#### Requirement:
Write out the entries below once more, exactly.

#### Input:
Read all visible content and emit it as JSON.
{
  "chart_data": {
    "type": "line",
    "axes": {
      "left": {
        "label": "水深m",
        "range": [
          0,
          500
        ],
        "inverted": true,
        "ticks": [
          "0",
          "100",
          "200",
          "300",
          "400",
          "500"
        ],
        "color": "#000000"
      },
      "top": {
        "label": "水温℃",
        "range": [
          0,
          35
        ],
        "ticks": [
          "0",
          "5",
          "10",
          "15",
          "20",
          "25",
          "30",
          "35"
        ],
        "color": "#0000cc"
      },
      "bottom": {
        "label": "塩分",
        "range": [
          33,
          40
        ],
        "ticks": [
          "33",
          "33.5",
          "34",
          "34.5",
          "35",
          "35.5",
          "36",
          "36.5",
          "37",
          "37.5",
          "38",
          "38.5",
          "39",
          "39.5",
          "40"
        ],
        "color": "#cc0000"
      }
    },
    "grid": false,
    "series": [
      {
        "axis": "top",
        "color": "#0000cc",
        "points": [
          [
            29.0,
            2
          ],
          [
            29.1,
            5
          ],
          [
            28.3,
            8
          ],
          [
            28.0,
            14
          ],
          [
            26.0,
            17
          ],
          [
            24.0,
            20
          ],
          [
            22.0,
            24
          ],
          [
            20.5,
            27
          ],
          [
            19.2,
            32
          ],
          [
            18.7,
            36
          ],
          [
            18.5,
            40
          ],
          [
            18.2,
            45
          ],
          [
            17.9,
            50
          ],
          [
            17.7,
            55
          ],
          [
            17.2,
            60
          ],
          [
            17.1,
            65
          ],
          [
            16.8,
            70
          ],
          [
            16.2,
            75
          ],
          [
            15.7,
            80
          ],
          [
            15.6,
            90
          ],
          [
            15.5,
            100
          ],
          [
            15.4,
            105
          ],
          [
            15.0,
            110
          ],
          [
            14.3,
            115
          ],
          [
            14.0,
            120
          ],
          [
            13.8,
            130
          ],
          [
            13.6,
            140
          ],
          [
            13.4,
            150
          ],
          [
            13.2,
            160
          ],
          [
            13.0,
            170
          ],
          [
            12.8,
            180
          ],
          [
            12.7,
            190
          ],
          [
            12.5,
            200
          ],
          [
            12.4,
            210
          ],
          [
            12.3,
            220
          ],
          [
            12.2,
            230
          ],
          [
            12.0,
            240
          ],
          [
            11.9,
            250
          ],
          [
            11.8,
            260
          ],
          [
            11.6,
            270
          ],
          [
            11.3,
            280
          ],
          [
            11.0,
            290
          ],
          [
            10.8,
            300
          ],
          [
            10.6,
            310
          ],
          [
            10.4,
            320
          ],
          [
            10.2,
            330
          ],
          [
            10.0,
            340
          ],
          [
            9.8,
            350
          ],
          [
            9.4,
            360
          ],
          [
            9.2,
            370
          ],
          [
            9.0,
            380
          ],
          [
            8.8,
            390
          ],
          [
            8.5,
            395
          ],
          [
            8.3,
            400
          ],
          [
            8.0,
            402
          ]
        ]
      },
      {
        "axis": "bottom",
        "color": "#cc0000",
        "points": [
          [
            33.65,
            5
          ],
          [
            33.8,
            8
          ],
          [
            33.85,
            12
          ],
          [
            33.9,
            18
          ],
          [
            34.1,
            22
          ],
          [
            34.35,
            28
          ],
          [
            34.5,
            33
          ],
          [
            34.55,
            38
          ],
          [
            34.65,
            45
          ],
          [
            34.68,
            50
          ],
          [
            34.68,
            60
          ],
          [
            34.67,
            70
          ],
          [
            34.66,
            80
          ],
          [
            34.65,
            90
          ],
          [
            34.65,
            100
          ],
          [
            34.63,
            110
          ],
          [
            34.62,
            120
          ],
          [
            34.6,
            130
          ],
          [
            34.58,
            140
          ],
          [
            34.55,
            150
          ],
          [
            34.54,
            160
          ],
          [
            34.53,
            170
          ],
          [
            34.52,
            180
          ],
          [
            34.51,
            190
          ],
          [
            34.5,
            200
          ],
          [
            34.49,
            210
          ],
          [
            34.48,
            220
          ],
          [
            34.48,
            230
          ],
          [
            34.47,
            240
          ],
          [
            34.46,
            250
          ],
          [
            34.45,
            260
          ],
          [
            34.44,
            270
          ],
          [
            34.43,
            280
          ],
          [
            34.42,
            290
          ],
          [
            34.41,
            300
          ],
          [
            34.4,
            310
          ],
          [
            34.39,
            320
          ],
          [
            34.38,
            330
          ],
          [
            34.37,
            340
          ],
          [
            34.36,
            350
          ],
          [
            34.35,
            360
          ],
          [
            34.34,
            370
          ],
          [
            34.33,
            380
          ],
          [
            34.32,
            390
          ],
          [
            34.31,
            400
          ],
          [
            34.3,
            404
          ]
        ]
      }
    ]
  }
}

#### Complete response:
Read all visible content and emit it as JSON.
{
  "chart_data": {
    "type": "line",
    "axes": {
      "left": {
        "label": "水深m",
        "range": [
          0,
          500
        ],
        "inverted": true,
        "ticks": [
          "0",
          "100",
          "200",
          "300",
          "400",
          "500"
        ],
        "color": "#000000"
      },
      "top": {
        "label": "水温℃",
        "range": [
          0,
          35
        ],
        "ticks": [
          "0",
          "5",
          "10",
          "15",
          "20",
          "25",
          "30",
          "35"
        ],
        "color": "#0000cc"
      },
      "bottom": {
        "label": "塩分",
        "range": [
          33,
          40
        ],
        "ticks": [
          "33",
          "33.5",
          "34",
          "34.5",
          "35",
          "35.5",
          "36",
          "36.5",
          "37",
          "37.5",
          "38",
          "38.5",
          "39",
          "39.5",
          "40"
        ],
        "color": "#cc0000"
      }
    },
    "grid": false,
    "series": [
      {
        "axis": "top",
        "color": "#0000cc",
        "points": [
          [
            29.0,
            2
          ],
          [
            29.1,
            5
          ],
          [
            28.3,
            8
          ],
          [
            28.0,
            14
          ],
          [
            26.0,
            17
          ],
          [
            24.0,
            20
          ],
          [
            22.0,
            24
          ],
          [
            20.5,
            27
          ],
          [
            19.2,
            32
          ],
          [
            18.7,
            36
          ],
          [
            18.5,
            40
          ],
          [
            18.2,
            45
          ],
          [
            17.9,
            50
          ],
          [
            17.7,
            55
          ],
          [
            17.2,
            60
          ],
          [
            17.1,
            65
          ],
          [
            16.8,
            70
          ],
          [
            16.2,
            75
          ],
          [
            15.7,
            80
          ],
          [
            15.6,
            90
          ],
          [
            15.5,
            100
          ],
          [
            15.4,
            105
          ],
          [
            15.0,
            110
          ],
          [
            14.3,
            115
          ],
          [
            14.0,
            120
          ],
          [
            13.8,
            130
          ],
          [
            13.6,
            140
          ],
          [
            13.4,
            150
          ],
          [
            13.2,
            160
          ],
          [
            13.0,
            170
          ],
          [
            12.8,
            180
          ],
          [
            12.7,
            190
          ],
          [
            12.5,
            200
          ],
          [
            12.4,
            210
          ],
          [
            12.3,
            220
          ],
          [
            12.2,
            230
          ],
          [
            12.0,
            240
          ],
          [
            11.9,
            250
          ],
          [
            11.8,
            260
          ],
          [
            11.6,
            270
          ],
          [
            11.3,
            280
          ],
          [
            11.0,
            290
          ],
          [
            10.8,
            300
          ],
          [
            10.6,
            310
          ],
          [
            10.4,
            320
          ],
          [
            10.2,
            330
          ],
          [
            10.0,
            340
          ],
          [
            9.8,
            350
          ],
          [
            9.4,
            360
          ],
          [
            9.2,
            370
          ],
          [
            9.0,
            380
          ],
          [
            8.8,
            390
          ],
          [
            8.5,
            395
          ],
          [
            8.3,
            400
          ],
          [
            8.0,
            402
          ]
        ]
      },
      {
        "axis": "bottom",
        "color": "#cc0000",
        "points": [
          [
            33.65,
            5
          ],
          [
            33.8,
            8
          ],
          [
            33.85,
            12
          ],
          [
            33.9,
            18
          ],
          [
            34.1,
            22
          ],
          [
            34.35,
            28
          ],
          [
            34.5,
            33
          ],
          [
            34.55,
            38
          ],
          [
            34.65,
            45
          ],
          [
            34.68,
            50
          ],
          [
            34.68,
            60
          ],
          [
            34.67,
            70
          ],
          [
            34.66,
            80
          ],
          [
            34.65,
            90
          ],
          [
            34.65,
            100
          ],
          [
            34.63,
            110
          ],
          [
            34.62,
            120
          ],
          [
            34.6,
            130
          ],
          [
            34.58,
            140
          ],
          [
            34.55,
            150
          ],
          [
            34.54,
            160
          ],
          [
            34.53,
            170
          ],
          [
            34.52,
            180
          ],
          [
            34.51,
            190
          ],
          [
            34.5,
            200
          ],
          [
            34.49,
            210
          ],
          [
            34.48,
            220
          ],
          [
            34.48,
            230
          ],
          [
            34.47,
            240
          ],
          [
            34.46,
            250
          ],
          [
            34.45,
            260
          ],
          [
            34.44,
            270
          ],
          [
            34.43,
            280
          ],
          [
            34.42,
            290
          ],
          [
            34.41,
            300
          ],
          [
            34.4,
            310
          ],
          [
            34.39,
            320
          ],
          [
            34.38,
            330
          ],
          [
            34.37,
            340
          ],
          [
            34.36,
            350
          ],
          [
            34.35,
            360
          ],
          [
            34.34,
            370
          ],
          [
            34.33,
            380
          ],
          [
            34.32,
            390
          ],
          [
            34.31,
            400
          ],
          [
            34.3,
            404
          ]
        ]
      }
    ]
  }
}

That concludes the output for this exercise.